▶ Task to complete: Filter the listing and keep only the lines with the word "origin".

▶ Material provided:
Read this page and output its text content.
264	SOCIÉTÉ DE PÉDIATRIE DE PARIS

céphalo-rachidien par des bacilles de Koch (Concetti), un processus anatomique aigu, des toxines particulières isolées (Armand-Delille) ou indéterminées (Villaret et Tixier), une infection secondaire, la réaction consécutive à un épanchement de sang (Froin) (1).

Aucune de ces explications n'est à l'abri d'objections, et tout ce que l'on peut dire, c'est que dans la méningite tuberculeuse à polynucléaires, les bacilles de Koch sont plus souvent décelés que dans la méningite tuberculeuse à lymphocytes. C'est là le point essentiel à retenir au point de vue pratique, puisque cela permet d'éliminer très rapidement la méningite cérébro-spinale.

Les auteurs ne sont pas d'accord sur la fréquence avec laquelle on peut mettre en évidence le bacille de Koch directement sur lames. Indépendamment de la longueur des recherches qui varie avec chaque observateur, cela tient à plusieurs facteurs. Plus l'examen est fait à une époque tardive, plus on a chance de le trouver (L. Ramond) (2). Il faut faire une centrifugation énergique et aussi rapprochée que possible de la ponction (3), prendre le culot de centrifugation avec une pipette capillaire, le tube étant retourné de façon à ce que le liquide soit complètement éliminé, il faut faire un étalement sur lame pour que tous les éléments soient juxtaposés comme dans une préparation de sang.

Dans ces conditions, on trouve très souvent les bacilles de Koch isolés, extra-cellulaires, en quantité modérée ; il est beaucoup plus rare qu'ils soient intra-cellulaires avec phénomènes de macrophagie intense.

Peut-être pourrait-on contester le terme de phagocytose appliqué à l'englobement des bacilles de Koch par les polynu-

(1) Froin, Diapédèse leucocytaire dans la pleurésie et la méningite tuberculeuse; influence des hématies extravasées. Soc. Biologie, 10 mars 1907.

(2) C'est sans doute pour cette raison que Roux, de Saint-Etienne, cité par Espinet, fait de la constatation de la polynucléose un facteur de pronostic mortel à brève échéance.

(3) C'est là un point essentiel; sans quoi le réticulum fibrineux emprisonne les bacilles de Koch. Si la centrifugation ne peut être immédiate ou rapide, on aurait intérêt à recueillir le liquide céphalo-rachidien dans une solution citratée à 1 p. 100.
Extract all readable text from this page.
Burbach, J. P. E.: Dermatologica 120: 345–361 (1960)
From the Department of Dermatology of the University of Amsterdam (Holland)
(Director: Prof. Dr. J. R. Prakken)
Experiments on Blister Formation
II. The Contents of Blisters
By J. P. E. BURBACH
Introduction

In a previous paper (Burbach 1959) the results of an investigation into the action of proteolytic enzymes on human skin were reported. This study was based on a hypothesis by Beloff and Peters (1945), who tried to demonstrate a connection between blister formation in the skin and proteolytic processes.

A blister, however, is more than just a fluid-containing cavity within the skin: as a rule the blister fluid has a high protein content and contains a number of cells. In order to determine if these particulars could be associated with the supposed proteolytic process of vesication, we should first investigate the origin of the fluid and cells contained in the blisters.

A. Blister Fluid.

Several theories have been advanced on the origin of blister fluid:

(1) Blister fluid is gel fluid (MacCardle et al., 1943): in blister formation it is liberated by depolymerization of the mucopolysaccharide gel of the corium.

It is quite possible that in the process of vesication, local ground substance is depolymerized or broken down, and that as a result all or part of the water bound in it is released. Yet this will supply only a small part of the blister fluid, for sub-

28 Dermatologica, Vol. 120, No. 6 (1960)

▶ Exercise response:
A blister, however, is more than just a fluid-containing cavity within the skin: as a rule the blister fluid has a high protein content and contains a number of cells. In order to determine if these particulars could be associated with the supposed proteolytic process of vesication, we should first investigate the origin of the fluid and cells contained in the blisters.
Several theories have been advanced on the origin of blister fluid:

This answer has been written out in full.